◆ STATED GOAL
Wherever the word "Forecast" appears in a line, extract that line.

• • •

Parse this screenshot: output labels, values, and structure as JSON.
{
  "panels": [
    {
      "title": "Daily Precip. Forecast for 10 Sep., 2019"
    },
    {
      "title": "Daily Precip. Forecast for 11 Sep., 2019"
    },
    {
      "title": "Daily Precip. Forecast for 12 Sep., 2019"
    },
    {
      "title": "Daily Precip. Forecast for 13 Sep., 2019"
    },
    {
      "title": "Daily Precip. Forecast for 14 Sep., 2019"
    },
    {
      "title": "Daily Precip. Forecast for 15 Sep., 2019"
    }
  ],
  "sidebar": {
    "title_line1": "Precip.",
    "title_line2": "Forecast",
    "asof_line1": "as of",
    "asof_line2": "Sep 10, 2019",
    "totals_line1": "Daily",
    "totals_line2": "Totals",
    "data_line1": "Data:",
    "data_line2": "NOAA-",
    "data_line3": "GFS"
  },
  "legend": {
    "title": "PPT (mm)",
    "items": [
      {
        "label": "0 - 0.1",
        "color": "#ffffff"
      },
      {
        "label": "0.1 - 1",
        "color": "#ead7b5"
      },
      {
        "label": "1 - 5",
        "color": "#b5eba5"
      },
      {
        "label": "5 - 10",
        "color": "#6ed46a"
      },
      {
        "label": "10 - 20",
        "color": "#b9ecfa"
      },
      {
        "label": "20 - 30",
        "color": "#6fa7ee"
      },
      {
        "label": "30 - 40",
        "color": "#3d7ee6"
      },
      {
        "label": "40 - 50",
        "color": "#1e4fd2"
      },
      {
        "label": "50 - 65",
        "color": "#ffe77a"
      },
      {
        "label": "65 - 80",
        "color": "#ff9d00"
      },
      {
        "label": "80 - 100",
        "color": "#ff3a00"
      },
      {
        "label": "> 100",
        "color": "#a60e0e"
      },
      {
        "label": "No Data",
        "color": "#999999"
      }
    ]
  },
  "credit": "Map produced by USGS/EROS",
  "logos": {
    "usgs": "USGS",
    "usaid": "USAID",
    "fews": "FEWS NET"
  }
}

• • •

◆ RESULT FOR THIS EXERCISE
      "title": "Daily Precip. Forecast for 10 Sep., 2019"
      "title": "Daily Precip. Forecast for 11 Sep., 2019"
      "title": "Daily Precip. Forecast for 12 Sep., 2019"
      "title": "Daily Precip. Forecast for 13 Sep., 2019"
      "title": "Daily Precip. Forecast for 14 Sep., 2019"
      "title": "Daily Precip. Forecast for 15 Sep., 2019"
    "title_line2": "Forecast",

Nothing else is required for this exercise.